[AIM] Omit any picture, and return the remaining data exactly as written.

[DATASET CONTENT]

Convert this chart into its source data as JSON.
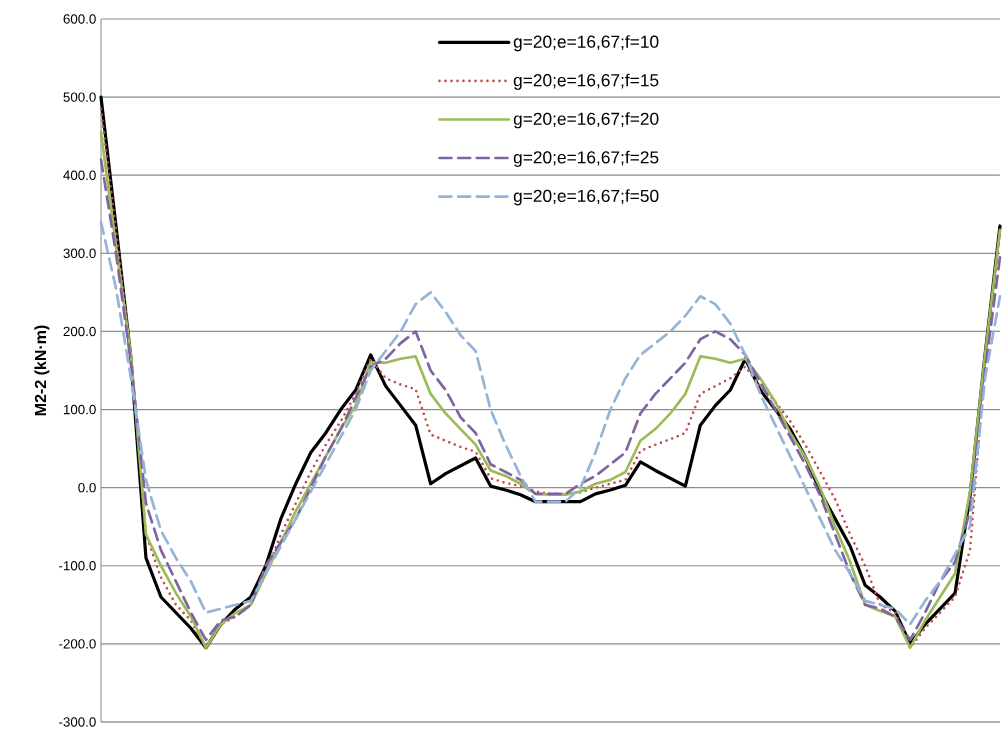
{
  "chart_data": {
    "type": "line",
    "ylabel": "M2-2 (kN·m)",
    "categories": [
      null,
      null,
      null,
      null,
      null,
      null,
      null,
      null,
      null,
      null,
      null,
      null,
      null,
      null,
      null,
      null,
      null,
      null,
      null,
      null,
      null,
      null,
      null,
      null,
      null,
      null,
      null,
      null,
      null,
      null,
      null,
      null,
      null,
      null,
      null,
      null,
      null,
      null,
      null,
      null,
      null,
      null,
      null,
      null,
      null,
      null,
      null,
      null,
      null,
      null,
      null,
      null,
      null,
      null,
      null,
      null,
      null,
      null,
      null,
      null,
      null
    ],
    "ylim": [
      -300,
      600
    ],
    "yticks": [
      {
        "value": -300,
        "label": "-300.0"
      },
      {
        "value": -200,
        "label": "-200.0"
      },
      {
        "value": -100,
        "label": "-100.0"
      },
      {
        "value": 0,
        "label": "0.0"
      },
      {
        "value": 100,
        "label": "100.0"
      },
      {
        "value": 200,
        "label": "200.0"
      },
      {
        "value": 300,
        "label": "300.0"
      },
      {
        "value": 400,
        "label": "400.0"
      },
      {
        "value": 500,
        "label": "500.0"
      },
      {
        "value": 600,
        "label": "600.0"
      }
    ],
    "grid": "y",
    "legend": "top",
    "tick_labels": "y",
    "marker": "none",
    "series": [
      {
        "name": "g=20;e=16,67;f=10",
        "color": "#000000",
        "line_style": "solid",
        "values": [
          500,
          335,
          165,
          -90,
          -140,
          -160,
          -180,
          -205,
          -175,
          -155,
          -140,
          -100,
          -40,
          5,
          45,
          70,
          100,
          125,
          170,
          130,
          105,
          80,
          5,
          18,
          28,
          38,
          2,
          -3,
          -9,
          -18,
          -18,
          -18,
          -18,
          -8,
          -3,
          3,
          33,
          22,
          12,
          2,
          80,
          105,
          125,
          165,
          125,
          100,
          75,
          40,
          -5,
          -40,
          -75,
          -125,
          -140,
          -158,
          -200,
          -175,
          -155,
          -135,
          -10,
          170,
          335
        ]
      },
      {
        "name": "g=20;e=16,67;f=15",
        "color": "#c0504d",
        "line_style": "dotted",
        "values": [
          485,
          330,
          170,
          -60,
          -115,
          -150,
          -170,
          -205,
          -175,
          -165,
          -150,
          -110,
          -60,
          -20,
          20,
          55,
          85,
          120,
          165,
          140,
          132,
          126,
          68,
          60,
          52,
          46,
          12,
          6,
          2,
          -5,
          -8,
          -8,
          -6,
          0,
          5,
          10,
          47,
          55,
          62,
          70,
          120,
          130,
          140,
          155,
          130,
          110,
          85,
          55,
          20,
          -15,
          -60,
          -100,
          -150,
          -160,
          -205,
          -180,
          -160,
          -140,
          -80,
          160,
          330
        ]
      },
      {
        "name": "g=20;e=16,67;f=20",
        "color": "#9bbb59",
        "line_style": "solid",
        "values": [
          455,
          310,
          170,
          -60,
          -100,
          -135,
          -165,
          -205,
          -175,
          -160,
          -150,
          -110,
          -70,
          -30,
          5,
          40,
          75,
          105,
          160,
          160,
          165,
          168,
          120,
          95,
          75,
          55,
          22,
          15,
          5,
          -8,
          -9,
          -9,
          -5,
          5,
          10,
          20,
          60,
          75,
          95,
          120,
          168,
          165,
          160,
          165,
          140,
          110,
          70,
          40,
          0,
          -50,
          -95,
          -150,
          -158,
          -165,
          -205,
          -170,
          -140,
          -110,
          -5,
          170,
          330
        ]
      },
      {
        "name": "g=20;e=16,67;f=25",
        "color": "#8064a2",
        "line_style": "dashed",
        "values": [
          420,
          300,
          160,
          -20,
          -80,
          -120,
          -160,
          -195,
          -170,
          -165,
          -150,
          -100,
          -70,
          -40,
          0,
          40,
          75,
          115,
          155,
          165,
          185,
          200,
          150,
          125,
          90,
          70,
          30,
          20,
          10,
          -8,
          -8,
          -8,
          5,
          15,
          30,
          45,
          95,
          120,
          140,
          160,
          190,
          200,
          190,
          170,
          135,
          100,
          65,
          30,
          -10,
          -60,
          -110,
          -150,
          -155,
          -165,
          -195,
          -160,
          -120,
          -95,
          -30,
          150,
          295
        ]
      },
      {
        "name": "g=20;e=16,67;f=50",
        "color": "#95b3d7",
        "line_style": "dashed",
        "values": [
          340,
          255,
          140,
          10,
          -55,
          -90,
          -120,
          -160,
          -155,
          -150,
          -145,
          -110,
          -75,
          -40,
          -5,
          30,
          65,
          100,
          150,
          175,
          200,
          235,
          250,
          225,
          195,
          175,
          100,
          55,
          15,
          -18,
          -18,
          -18,
          0,
          45,
          100,
          140,
          170,
          185,
          200,
          220,
          245,
          235,
          210,
          170,
          120,
          80,
          40,
          0,
          -40,
          -80,
          -110,
          -145,
          -150,
          -155,
          -175,
          -145,
          -120,
          -85,
          -50,
          140,
          245
        ]
      }
    ]
  }
}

[THE OUTPUT]
Convert this chart into its source data as JSON.
{
  "chart_data": {
    "type": "line",
    "ylabel": "M2-2 (kN·m)",
    "categories": [
      null,
      null,
      null,
      null,
      null,
      null,
      null,
      null,
      null,
      null,
      null,
      null,
      null,
      null,
      null,
      null,
      null,
      null,
      null,
      null,
      null,
      null,
      null,
      null,
      null,
      null,
      null,
      null,
      null,
      null,
      null,
      null,
      null,
      null,
      null,
      null,
      null,
      null,
      null,
      null,
      null,
      null,
      null,
      null,
      null,
      null,
      null,
      null,
      null,
      null,
      null,
      null,
      null,
      null,
      null,
      null,
      null,
      null,
      null,
      null,
      null
    ],
    "ylim": [
      -300,
      600
    ],
    "yticks": [
      {
        "value": -300,
        "label": "-300.0"
      },
      {
        "value": -200,
        "label": "-200.0"
      },
      {
        "value": -100,
        "label": "-100.0"
      },
      {
        "value": 0,
        "label": "0.0"
      },
      {
        "value": 100,
        "label": "100.0"
      },
      {
        "value": 200,
        "label": "200.0"
      },
      {
        "value": 300,
        "label": "300.0"
      },
      {
        "value": 400,
        "label": "400.0"
      },
      {
        "value": 500,
        "label": "500.0"
      },
      {
        "value": 600,
        "label": "600.0"
      }
    ],
    "grid": "y",
    "legend": "top",
    "tick_labels": "y",
    "marker": "none",
    "series": [
      {
        "name": "g=20;e=16,67;f=10",
        "color": "#000000",
        "line_style": "solid",
        "values": [
          500,
          335,
          165,
          -90,
          -140,
          -160,
          -180,
          -205,
          -175,
          -155,
          -140,
          -100,
          -40,
          5,
          45,
          70,
          100,
          125,
          170,
          130,
          105,
          80,
          5,
          18,
          28,
          38,
          2,
          -3,
          -9,
          -18,
          -18,
          -18,
          -18,
          -8,
          -3,
          3,
          33,
          22,
          12,
          2,
          80,
          105,
          125,
          165,
          125,
          100,
          75,
          40,
          -5,
          -40,
          -75,
          -125,
          -140,
          -158,
          -200,
          -175,
          -155,
          -135,
          -10,
          170,
          335
        ]
      },
      {
        "name": "g=20;e=16,67;f=15",
        "color": "#c0504d",
        "line_style": "dotted",
        "values": [
          485,
          330,
          170,
          -60,
          -115,
          -150,
          -170,
          -205,
          -175,
          -165,
          -150,
          -110,
          -60,
          -20,
          20,
          55,
          85,
          120,
          165,
          140,
          132,
          126,
          68,
          60,
          52,
          46,
          12,
          6,
          2,
          -5,
          -8,
          -8,
          -6,
          0,
          5,
          10,
          47,
          55,
          62,
          70,
          120,
          130,
          140,
          155,
          130,
          110,
          85,
          55,
          20,
          -15,
          -60,
          -100,
          -150,
          -160,
          -205,
          -180,
          -160,
          -140,
          -80,
          160,
          330
        ]
      },
      {
        "name": "g=20;e=16,67;f=20",
        "color": "#9bbb59",
        "line_style": "solid",
        "values": [
          455,
          310,
          170,
          -60,
          -100,
          -135,
          -165,
          -205,
          -175,
          -160,
          -150,
          -110,
          -70,
          -30,
          5,
          40,
          75,
          105,
          160,
          160,
          165,
          168,
          120,
          95,
          75,
          55,
          22,
          15,
          5,
          -8,
          -9,
          -9,
          -5,
          5,
          10,
          20,
          60,
          75,
          95,
          120,
          168,
          165,
          160,
          165,
          140,
          110,
          70,
          40,
          0,
          -50,
          -95,
          -150,
          -158,
          -165,
          -205,
          -170,
          -140,
          -110,
          -5,
          170,
          330
        ]
      },
      {
        "name": "g=20;e=16,67;f=25",
        "color": "#8064a2",
        "line_style": "dashed",
        "values": [
          420,
          300,
          160,
          -20,
          -80,
          -120,
          -160,
          -195,
          -170,
          -165,
          -150,
          -100,
          -70,
          -40,
          0,
          40,
          75,
          115,
          155,
          165,
          185,
          200,
          150,
          125,
          90,
          70,
          30,
          20,
          10,
          -8,
          -8,
          -8,
          5,
          15,
          30,
          45,
          95,
          120,
          140,
          160,
          190,
          200,
          190,
          170,
          135,
          100,
          65,
          30,
          -10,
          -60,
          -110,
          -150,
          -155,
          -165,
          -195,
          -160,
          -120,
          -95,
          -30,
          150,
          295
        ]
      },
      {
        "name": "g=20;e=16,67;f=50",
        "color": "#95b3d7",
        "line_style": "dashed",
        "values": [
          340,
          255,
          140,
          10,
          -55,
          -90,
          -120,
          -160,
          -155,
          -150,
          -145,
          -110,
          -75,
          -40,
          -5,
          30,
          65,
          100,
          150,
          175,
          200,
          235,
          250,
          225,
          195,
          175,
          100,
          55,
          15,
          -18,
          -18,
          -18,
          0,
          45,
          100,
          140,
          170,
          185,
          200,
          220,
          245,
          235,
          210,
          170,
          120,
          80,
          40,
          0,
          -40,
          -80,
          -110,
          -145,
          -150,
          -155,
          -175,
          -145,
          -120,
          -85,
          -50,
          140,
          245
        ]
      }
    ]
  }
}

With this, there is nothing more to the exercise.